Stated task
Reproduce all of the data that follows, character for character.

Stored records
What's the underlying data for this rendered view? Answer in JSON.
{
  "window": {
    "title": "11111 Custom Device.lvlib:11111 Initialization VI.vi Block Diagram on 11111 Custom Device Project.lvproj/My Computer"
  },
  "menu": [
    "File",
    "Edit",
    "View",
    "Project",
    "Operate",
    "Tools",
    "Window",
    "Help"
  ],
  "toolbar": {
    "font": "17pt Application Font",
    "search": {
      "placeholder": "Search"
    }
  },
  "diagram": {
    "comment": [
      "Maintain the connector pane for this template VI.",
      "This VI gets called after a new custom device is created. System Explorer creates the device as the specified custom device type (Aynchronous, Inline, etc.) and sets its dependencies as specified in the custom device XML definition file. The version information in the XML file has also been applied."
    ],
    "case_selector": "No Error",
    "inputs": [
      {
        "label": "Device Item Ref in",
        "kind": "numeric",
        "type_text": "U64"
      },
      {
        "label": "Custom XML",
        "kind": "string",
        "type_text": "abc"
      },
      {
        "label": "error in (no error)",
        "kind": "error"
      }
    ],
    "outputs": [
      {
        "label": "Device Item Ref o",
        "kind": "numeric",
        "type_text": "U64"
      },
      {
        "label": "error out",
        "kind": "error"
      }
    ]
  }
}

The result
What's the underlying data for this rendered view? Answer in JSON.
{
  "window": {
    "title": "11111 Custom Device.lvlib:11111 Initialization VI.vi Block Diagram on 11111 Custom Device Project.lvproj/My Computer"
  },
  "menu": [
    "File",
    "Edit",
    "View",
    "Project",
    "Operate",
    "Tools",
    "Window",
    "Help"
  ],
  "toolbar": {
    "font": "17pt Application Font",
    "search": {
      "placeholder": "Search"
    }
  },
  "diagram": {
    "comment": [
      "Maintain the connector pane for this template VI.",
      "This VI gets called after a new custom device is created. System Explorer creates the device as the specified custom device type (Aynchronous, Inline, etc.) and sets its dependencies as specified in the custom device XML definition file. The version information in the XML file has also been applied."
    ],
    "case_selector": "No Error",
    "inputs": [
      {
        "label": "Device Item Ref in",
        "kind": "numeric",
        "type_text": "U64"
      },
      {
        "label": "Custom XML",
        "kind": "string",
        "type_text": "abc"
      },
      {
        "label": "error in (no error)",
        "kind": "error"
      }
    ],
    "outputs": [
      {
        "label": "Device Item Ref o",
        "kind": "numeric",
        "type_text": "U64"
      },
      {
        "label": "error out",
        "kind": "error"
      }
    ]
  }
}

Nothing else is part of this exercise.